-- start of DATASET CONTENT --

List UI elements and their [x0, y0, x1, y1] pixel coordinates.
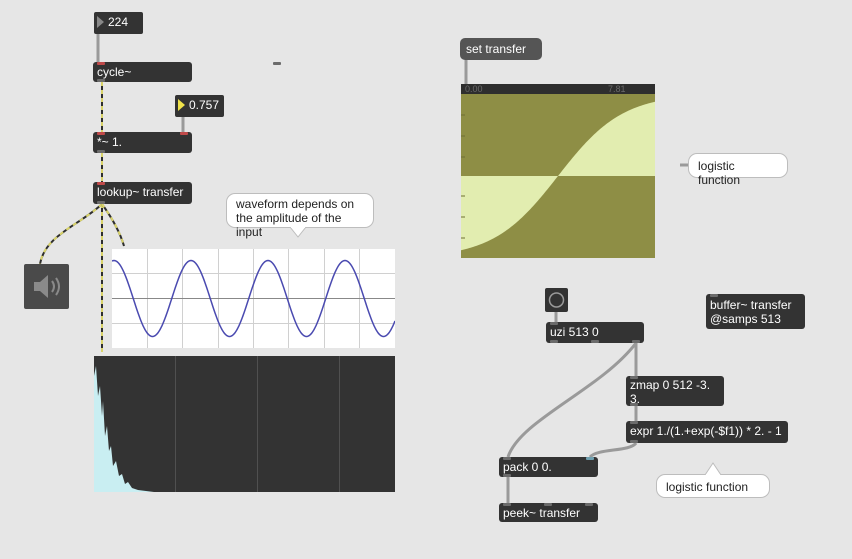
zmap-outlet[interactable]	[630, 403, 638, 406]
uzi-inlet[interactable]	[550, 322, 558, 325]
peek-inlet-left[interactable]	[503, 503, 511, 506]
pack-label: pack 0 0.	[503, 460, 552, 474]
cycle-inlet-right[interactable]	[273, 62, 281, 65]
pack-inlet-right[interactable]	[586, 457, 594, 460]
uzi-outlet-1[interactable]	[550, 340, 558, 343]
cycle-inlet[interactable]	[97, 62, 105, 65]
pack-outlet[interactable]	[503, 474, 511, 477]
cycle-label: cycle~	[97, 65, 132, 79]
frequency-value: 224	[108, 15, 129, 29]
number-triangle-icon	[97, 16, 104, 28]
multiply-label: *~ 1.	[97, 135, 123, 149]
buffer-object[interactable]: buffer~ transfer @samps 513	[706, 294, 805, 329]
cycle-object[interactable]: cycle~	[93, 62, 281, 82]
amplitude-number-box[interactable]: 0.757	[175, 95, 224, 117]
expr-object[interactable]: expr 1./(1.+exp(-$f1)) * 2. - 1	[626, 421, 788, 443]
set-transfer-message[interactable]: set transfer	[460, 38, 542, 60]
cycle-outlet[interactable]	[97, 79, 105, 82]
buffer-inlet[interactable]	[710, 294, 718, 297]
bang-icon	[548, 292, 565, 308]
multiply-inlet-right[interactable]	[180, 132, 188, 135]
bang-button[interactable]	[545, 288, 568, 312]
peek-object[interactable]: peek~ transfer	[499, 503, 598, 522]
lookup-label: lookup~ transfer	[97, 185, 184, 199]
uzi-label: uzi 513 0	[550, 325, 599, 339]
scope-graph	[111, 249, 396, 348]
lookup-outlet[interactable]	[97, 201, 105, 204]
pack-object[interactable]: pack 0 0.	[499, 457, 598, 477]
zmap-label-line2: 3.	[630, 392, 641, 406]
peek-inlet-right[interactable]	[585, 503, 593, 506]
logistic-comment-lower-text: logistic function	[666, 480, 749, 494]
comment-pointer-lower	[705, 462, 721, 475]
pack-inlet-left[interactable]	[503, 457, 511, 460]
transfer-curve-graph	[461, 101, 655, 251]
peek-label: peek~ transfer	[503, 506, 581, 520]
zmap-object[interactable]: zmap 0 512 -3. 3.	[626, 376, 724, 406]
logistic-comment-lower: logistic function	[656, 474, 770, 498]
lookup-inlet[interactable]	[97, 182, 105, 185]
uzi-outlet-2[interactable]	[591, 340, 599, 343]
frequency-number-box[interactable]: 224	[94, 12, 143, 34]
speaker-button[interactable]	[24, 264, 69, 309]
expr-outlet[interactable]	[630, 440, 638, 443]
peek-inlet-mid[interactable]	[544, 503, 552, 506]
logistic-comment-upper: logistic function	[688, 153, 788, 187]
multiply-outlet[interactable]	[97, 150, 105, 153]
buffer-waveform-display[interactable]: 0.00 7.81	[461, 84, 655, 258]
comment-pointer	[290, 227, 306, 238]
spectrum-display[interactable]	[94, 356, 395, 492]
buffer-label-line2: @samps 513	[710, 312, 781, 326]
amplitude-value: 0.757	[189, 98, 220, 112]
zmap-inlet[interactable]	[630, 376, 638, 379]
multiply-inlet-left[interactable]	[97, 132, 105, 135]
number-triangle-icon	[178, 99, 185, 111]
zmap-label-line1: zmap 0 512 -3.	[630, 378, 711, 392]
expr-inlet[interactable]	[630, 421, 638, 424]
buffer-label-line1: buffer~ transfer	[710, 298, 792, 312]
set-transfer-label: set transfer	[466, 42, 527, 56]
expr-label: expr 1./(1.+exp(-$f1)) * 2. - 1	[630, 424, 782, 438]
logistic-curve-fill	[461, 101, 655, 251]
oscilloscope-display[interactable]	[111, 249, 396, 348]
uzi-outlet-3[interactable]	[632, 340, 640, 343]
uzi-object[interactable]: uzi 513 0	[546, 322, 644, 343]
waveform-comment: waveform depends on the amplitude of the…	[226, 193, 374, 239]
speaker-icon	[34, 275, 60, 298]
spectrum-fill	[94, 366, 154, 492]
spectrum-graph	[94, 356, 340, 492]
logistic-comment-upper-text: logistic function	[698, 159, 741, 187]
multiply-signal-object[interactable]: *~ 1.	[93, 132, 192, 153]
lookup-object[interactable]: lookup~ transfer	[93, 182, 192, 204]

-- end of DATASET CONTENT --
-- start of DATASET CONTENT --

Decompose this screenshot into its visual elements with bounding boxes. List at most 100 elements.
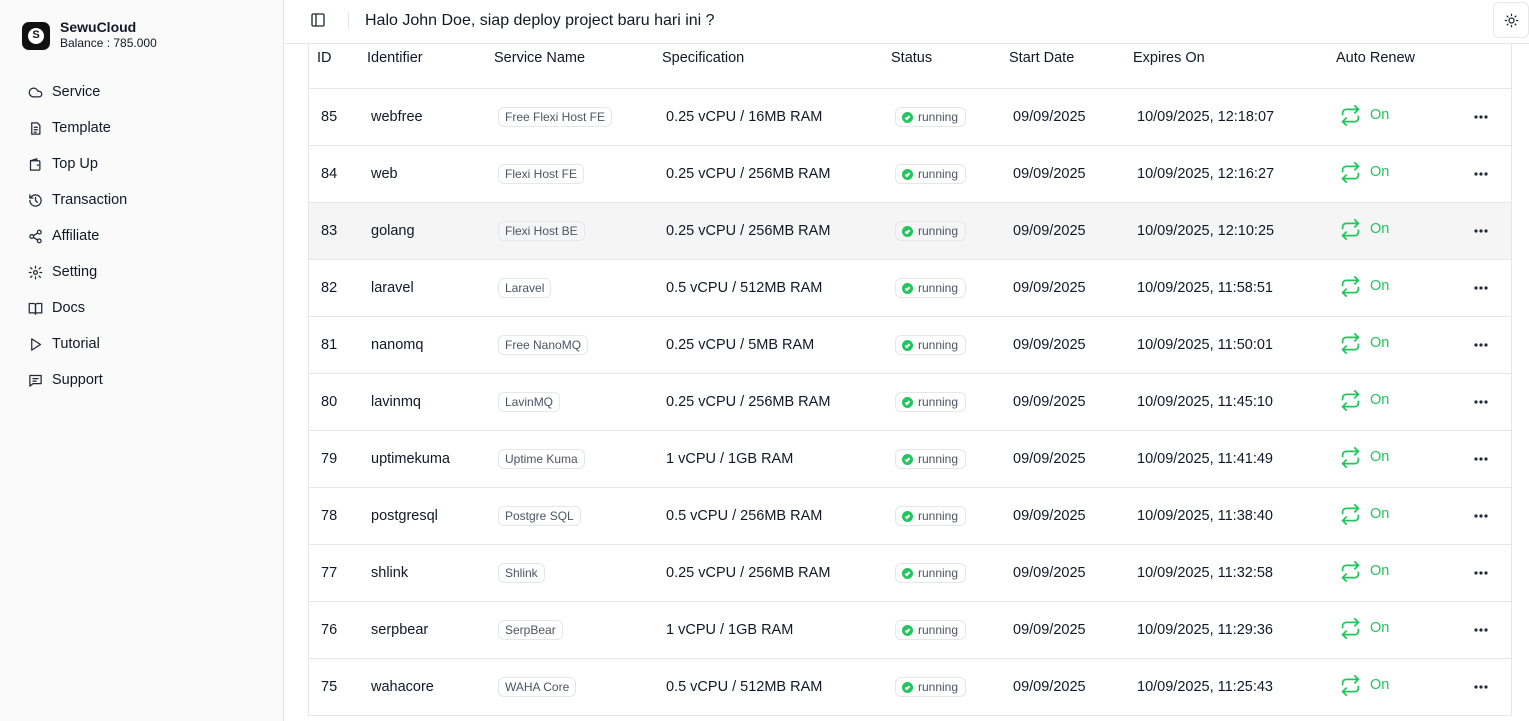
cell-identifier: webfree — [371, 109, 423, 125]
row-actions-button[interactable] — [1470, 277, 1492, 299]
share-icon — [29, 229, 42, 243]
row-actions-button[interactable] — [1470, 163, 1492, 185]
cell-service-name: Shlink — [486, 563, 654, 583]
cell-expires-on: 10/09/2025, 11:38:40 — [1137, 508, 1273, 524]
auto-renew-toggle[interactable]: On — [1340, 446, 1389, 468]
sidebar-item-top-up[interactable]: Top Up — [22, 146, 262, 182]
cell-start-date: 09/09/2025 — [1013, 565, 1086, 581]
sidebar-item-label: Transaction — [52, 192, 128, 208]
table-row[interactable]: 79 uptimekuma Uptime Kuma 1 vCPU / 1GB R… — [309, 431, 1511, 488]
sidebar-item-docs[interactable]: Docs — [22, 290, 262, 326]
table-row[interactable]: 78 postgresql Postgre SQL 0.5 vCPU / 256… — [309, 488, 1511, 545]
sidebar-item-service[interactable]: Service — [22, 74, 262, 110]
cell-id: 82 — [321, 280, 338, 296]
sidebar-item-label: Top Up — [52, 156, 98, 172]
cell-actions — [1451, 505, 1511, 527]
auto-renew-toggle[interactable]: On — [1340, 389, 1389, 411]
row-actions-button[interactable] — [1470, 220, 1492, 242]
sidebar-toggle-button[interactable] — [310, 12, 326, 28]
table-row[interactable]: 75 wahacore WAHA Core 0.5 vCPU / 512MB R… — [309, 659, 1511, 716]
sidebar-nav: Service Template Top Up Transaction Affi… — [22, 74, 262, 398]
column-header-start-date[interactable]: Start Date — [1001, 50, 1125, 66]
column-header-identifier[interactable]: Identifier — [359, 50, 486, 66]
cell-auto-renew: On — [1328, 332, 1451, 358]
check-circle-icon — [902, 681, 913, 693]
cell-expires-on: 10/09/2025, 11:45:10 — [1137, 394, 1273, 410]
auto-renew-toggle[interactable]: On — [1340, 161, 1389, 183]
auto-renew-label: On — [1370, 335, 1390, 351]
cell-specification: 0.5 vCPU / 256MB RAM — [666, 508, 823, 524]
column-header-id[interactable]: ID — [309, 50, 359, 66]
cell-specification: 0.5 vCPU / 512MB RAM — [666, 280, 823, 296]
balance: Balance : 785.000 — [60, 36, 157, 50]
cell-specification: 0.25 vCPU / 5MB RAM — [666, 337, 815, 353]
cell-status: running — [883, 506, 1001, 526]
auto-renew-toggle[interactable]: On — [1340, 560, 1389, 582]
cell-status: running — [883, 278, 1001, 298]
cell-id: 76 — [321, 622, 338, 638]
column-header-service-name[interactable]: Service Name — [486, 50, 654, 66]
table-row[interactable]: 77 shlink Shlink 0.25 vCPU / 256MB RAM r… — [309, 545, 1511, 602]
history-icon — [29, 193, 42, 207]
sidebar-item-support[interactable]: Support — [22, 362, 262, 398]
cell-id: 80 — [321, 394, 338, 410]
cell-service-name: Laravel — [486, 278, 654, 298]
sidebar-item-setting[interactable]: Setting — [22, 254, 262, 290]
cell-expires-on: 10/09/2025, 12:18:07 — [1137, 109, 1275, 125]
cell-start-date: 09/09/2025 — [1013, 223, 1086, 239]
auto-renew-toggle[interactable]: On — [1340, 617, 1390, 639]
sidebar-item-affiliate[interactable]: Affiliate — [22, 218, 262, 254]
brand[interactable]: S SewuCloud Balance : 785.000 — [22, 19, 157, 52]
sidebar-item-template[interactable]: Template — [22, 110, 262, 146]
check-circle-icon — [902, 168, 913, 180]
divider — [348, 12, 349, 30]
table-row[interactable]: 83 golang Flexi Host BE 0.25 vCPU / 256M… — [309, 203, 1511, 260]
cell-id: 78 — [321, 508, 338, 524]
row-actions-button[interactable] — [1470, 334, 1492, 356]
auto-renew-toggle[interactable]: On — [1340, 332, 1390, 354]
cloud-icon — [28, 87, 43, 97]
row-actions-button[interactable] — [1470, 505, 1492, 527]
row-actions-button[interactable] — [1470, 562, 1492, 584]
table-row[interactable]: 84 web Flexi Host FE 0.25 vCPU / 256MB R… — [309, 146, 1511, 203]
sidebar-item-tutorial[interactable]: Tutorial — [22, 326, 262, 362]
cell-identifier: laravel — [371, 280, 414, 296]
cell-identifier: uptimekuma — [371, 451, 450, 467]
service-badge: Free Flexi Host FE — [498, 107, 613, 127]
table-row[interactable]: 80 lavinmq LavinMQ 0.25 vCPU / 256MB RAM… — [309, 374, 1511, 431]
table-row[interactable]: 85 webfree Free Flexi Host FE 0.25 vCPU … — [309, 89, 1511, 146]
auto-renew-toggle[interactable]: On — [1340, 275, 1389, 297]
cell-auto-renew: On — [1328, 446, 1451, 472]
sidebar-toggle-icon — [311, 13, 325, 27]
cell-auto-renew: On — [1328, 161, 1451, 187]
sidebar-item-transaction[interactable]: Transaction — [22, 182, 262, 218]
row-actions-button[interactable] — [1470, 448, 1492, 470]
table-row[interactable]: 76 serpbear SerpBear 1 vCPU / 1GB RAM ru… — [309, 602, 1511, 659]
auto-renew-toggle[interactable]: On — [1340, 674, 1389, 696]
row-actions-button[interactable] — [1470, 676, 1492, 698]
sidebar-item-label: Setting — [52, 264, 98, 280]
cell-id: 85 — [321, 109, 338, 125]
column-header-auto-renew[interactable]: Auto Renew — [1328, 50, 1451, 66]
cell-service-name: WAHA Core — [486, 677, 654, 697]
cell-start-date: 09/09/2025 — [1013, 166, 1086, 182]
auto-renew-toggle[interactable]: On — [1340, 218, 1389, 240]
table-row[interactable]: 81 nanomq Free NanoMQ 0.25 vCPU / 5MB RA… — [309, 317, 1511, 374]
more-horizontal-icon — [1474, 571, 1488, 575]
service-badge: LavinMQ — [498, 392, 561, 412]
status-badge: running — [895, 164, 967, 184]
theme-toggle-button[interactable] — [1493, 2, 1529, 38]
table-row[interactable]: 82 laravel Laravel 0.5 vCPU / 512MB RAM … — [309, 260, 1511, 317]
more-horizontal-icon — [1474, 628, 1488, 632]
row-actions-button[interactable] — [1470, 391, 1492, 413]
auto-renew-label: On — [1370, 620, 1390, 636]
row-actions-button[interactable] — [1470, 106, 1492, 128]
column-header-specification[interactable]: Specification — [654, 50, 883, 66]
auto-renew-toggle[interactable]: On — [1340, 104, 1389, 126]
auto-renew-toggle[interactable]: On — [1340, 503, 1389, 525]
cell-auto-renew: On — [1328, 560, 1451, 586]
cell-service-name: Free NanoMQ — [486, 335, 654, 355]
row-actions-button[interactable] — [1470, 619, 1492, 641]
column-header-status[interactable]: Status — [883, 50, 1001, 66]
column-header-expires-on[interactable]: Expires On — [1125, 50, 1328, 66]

-- end of DATASET CONTENT --
-- start of DATASET CONTENT --

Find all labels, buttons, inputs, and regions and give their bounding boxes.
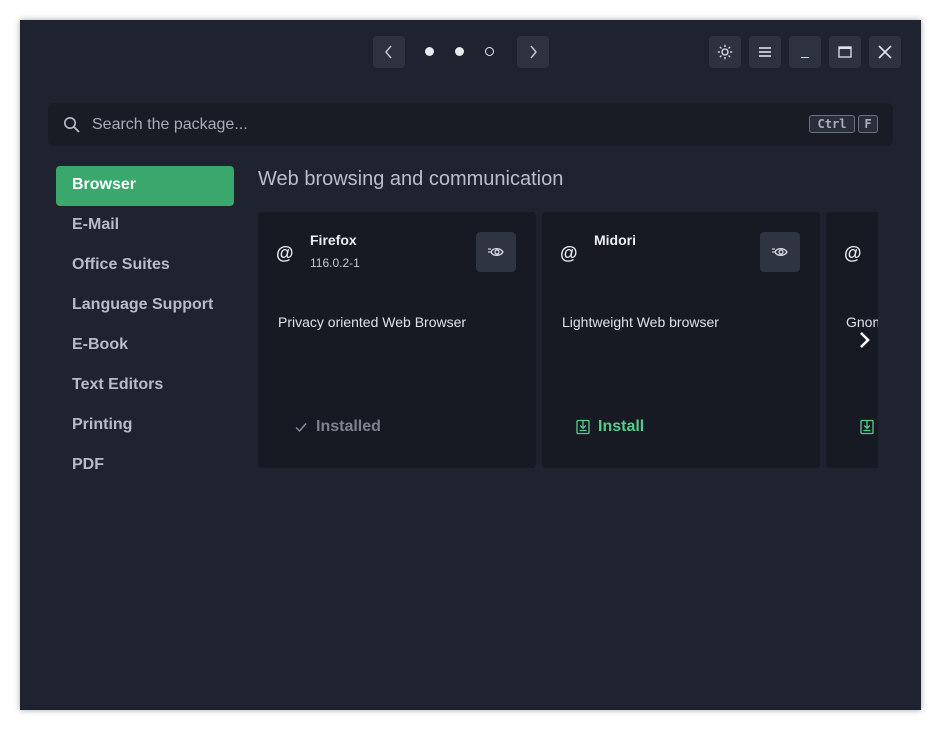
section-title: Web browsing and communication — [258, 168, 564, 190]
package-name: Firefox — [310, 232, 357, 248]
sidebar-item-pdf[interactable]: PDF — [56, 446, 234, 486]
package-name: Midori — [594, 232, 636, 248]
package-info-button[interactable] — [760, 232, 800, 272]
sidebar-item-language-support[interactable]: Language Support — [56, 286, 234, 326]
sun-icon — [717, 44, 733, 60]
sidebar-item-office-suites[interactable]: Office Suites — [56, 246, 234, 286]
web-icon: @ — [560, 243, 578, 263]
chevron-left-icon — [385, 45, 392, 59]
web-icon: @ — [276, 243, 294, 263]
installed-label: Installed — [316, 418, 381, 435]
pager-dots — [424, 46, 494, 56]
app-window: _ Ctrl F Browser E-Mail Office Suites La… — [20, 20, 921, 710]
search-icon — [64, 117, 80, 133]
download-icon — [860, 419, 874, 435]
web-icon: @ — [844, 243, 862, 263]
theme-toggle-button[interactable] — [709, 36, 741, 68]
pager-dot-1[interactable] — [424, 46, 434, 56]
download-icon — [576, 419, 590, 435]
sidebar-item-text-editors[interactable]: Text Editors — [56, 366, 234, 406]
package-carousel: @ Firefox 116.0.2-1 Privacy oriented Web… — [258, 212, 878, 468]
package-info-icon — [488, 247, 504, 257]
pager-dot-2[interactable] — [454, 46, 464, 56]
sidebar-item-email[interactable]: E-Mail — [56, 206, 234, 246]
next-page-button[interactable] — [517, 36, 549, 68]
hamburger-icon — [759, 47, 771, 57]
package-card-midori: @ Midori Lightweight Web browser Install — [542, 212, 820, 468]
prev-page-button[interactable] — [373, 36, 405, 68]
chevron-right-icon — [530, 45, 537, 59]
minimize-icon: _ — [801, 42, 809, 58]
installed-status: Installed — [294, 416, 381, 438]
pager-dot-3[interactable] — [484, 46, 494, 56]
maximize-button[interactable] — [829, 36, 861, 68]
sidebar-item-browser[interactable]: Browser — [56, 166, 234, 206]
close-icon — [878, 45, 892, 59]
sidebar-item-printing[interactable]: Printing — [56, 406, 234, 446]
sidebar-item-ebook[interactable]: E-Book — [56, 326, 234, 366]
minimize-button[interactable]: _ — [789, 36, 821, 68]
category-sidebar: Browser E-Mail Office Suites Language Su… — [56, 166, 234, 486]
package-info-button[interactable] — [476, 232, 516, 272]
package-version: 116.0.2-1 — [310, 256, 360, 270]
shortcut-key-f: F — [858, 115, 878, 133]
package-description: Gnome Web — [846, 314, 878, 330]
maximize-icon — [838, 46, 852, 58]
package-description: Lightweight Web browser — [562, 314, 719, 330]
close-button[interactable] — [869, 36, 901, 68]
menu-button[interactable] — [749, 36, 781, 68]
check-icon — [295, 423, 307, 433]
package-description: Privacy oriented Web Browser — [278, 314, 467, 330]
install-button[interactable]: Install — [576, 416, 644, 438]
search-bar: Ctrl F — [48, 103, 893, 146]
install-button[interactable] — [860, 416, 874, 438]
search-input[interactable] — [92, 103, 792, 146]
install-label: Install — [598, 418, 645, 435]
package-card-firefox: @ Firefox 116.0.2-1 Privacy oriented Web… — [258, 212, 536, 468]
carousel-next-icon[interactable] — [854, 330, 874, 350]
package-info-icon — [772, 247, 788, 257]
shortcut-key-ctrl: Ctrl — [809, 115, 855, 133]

-- end of DATASET CONTENT --

▶ **DIRECTIONS FOR THIS TASK**:
Reproduce, unchanged and in order, the items from the line containing "403, 638, 406]" through the line containing "201, 105, 204]", including both of those lines.

▶ **RESULT FOR THIS TASK**:
zmap-outlet[interactable]	[630, 403, 638, 406]
uzi-inlet[interactable]	[550, 322, 558, 325]
peek-inlet-left[interactable]	[503, 503, 511, 506]
pack-label: pack 0 0.	[503, 460, 552, 474]
cycle-inlet-right[interactable]	[273, 62, 281, 65]
pack-inlet-right[interactable]	[586, 457, 594, 460]
uzi-outlet-1[interactable]	[550, 340, 558, 343]
cycle-inlet[interactable]	[97, 62, 105, 65]
pack-outlet[interactable]	[503, 474, 511, 477]
cycle-label: cycle~	[97, 65, 132, 79]
frequency-value: 224	[108, 15, 129, 29]
number-triangle-icon	[97, 16, 104, 28]
multiply-label: *~ 1.	[97, 135, 123, 149]
buffer-object[interactable]: buffer~ transfer @samps 513	[706, 294, 805, 329]
cycle-object[interactable]: cycle~	[93, 62, 281, 82]
amplitude-number-box[interactable]: 0.757	[175, 95, 224, 117]
expr-object[interactable]: expr 1./(1.+exp(-$f1)) * 2. - 1	[626, 421, 788, 443]
set-transfer-message[interactable]: set transfer	[460, 38, 542, 60]
cycle-outlet[interactable]	[97, 79, 105, 82]
buffer-inlet[interactable]	[710, 294, 718, 297]
bang-icon	[548, 292, 565, 308]
multiply-inlet-right[interactable]	[180, 132, 188, 135]
bang-button[interactable]	[545, 288, 568, 312]
peek-object[interactable]: peek~ transfer	[499, 503, 598, 522]
lookup-label: lookup~ transfer	[97, 185, 184, 199]
uzi-label: uzi 513 0	[550, 325, 599, 339]
scope-graph	[111, 249, 396, 348]
lookup-outlet[interactable]	[97, 201, 105, 204]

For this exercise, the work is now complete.